Start Dataset

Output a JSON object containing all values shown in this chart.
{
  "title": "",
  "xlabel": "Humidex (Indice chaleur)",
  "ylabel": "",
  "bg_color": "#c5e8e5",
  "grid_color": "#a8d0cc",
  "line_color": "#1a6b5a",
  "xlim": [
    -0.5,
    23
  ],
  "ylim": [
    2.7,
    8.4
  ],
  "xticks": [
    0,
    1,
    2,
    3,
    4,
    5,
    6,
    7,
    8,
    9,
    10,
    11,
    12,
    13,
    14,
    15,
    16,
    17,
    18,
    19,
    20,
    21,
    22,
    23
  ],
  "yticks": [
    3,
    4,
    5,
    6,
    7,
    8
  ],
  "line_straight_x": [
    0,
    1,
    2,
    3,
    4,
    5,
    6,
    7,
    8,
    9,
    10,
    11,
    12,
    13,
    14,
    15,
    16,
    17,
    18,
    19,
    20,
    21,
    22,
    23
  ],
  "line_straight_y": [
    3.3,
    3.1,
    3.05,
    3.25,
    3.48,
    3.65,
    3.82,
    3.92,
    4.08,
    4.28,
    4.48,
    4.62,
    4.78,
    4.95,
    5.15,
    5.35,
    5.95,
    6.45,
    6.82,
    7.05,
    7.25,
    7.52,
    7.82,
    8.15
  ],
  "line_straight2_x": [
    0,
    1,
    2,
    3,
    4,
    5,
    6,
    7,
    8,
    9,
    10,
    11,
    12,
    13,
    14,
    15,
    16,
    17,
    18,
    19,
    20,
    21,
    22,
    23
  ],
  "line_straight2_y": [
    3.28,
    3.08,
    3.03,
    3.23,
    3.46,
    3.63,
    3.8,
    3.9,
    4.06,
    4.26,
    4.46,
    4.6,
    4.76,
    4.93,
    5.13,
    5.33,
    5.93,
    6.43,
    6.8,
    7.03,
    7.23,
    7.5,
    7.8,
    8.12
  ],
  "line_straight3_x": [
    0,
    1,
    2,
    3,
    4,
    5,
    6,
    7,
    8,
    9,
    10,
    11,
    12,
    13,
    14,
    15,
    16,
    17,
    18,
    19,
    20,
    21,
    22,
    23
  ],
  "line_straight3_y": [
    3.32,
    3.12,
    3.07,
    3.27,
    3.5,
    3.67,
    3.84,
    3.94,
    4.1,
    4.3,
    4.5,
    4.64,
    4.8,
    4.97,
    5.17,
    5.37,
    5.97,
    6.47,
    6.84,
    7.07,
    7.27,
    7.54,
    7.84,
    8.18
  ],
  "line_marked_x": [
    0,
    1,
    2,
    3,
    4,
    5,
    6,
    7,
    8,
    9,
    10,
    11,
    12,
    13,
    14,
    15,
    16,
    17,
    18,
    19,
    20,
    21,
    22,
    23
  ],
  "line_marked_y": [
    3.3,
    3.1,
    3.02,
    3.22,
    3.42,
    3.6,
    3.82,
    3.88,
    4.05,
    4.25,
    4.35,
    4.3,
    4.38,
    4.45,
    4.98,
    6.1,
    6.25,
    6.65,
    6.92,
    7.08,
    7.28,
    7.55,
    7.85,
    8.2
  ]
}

End Dataset

**Given request**
Reproduce each line verbatim.

**Response to this task**
Output a JSON object containing all values shown in this chart.
{
  "title": "",
  "xlabel": "Humidex (Indice chaleur)",
  "ylabel": "",
  "bg_color": "#c5e8e5",
  "grid_color": "#a8d0cc",
  "line_color": "#1a6b5a",
  "xlim": [
    -0.5,
    23
  ],
  "ylim": [
    2.7,
    8.4
  ],
  "xticks": [
    0,
    1,
    2,
    3,
    4,
    5,
    6,
    7,
    8,
    9,
    10,
    11,
    12,
    13,
    14,
    15,
    16,
    17,
    18,
    19,
    20,
    21,
    22,
    23
  ],
  "yticks": [
    3,
    4,
    5,
    6,
    7,
    8
  ],
  "line_straight_x": [
    0,
    1,
    2,
    3,
    4,
    5,
    6,
    7,
    8,
    9,
    10,
    11,
    12,
    13,
    14,
    15,
    16,
    17,
    18,
    19,
    20,
    21,
    22,
    23
  ],
  "line_straight_y": [
    3.3,
    3.1,
    3.05,
    3.25,
    3.48,
    3.65,
    3.82,
    3.92,
    4.08,
    4.28,
    4.48,
    4.62,
    4.78,
    4.95,
    5.15,
    5.35,
    5.95,
    6.45,
    6.82,
    7.05,
    7.25,
    7.52,
    7.82,
    8.15
  ],
  "line_straight2_x": [
    0,
    1,
    2,
    3,
    4,
    5,
    6,
    7,
    8,
    9,
    10,
    11,
    12,
    13,
    14,
    15,
    16,
    17,
    18,
    19,
    20,
    21,
    22,
    23
  ],
  "line_straight2_y": [
    3.28,
    3.08,
    3.03,
    3.23,
    3.46,
    3.63,
    3.8,
    3.9,
    4.06,
    4.26,
    4.46,
    4.6,
    4.76,
    4.93,
    5.13,
    5.33,
    5.93,
    6.43,
    6.8,
    7.03,
    7.23,
    7.5,
    7.8,
    8.12
  ],
  "line_straight3_x": [
    0,
    1,
    2,
    3,
    4,
    5,
    6,
    7,
    8,
    9,
    10,
    11,
    12,
    13,
    14,
    15,
    16,
    17,
    18,
    19,
    20,
    21,
    22,
    23
  ],
  "line_straight3_y": [
    3.32,
    3.12,
    3.07,
    3.27,
    3.5,
    3.67,
    3.84,
    3.94,
    4.1,
    4.3,
    4.5,
    4.64,
    4.8,
    4.97,
    5.17,
    5.37,
    5.97,
    6.47,
    6.84,
    7.07,
    7.27,
    7.54,
    7.84,
    8.18
  ],
  "line_marked_x": [
    0,
    1,
    2,
    3,
    4,
    5,
    6,
    7,
    8,
    9,
    10,
    11,
    12,
    13,
    14,
    15,
    16,
    17,
    18,
    19,
    20,
    21,
    22,
    23
  ],
  "line_marked_y": [
    3.3,
    3.1,
    3.02,
    3.22,
    3.42,
    3.6,
    3.82,
    3.88,
    4.05,
    4.25,
    4.35,
    4.3,
    4.38,
    4.45,
    4.98,
    6.1,
    6.25,
    6.65,
    6.92,
    7.08,
    7.28,
    7.55,
    7.85,
    8.2
  ]
}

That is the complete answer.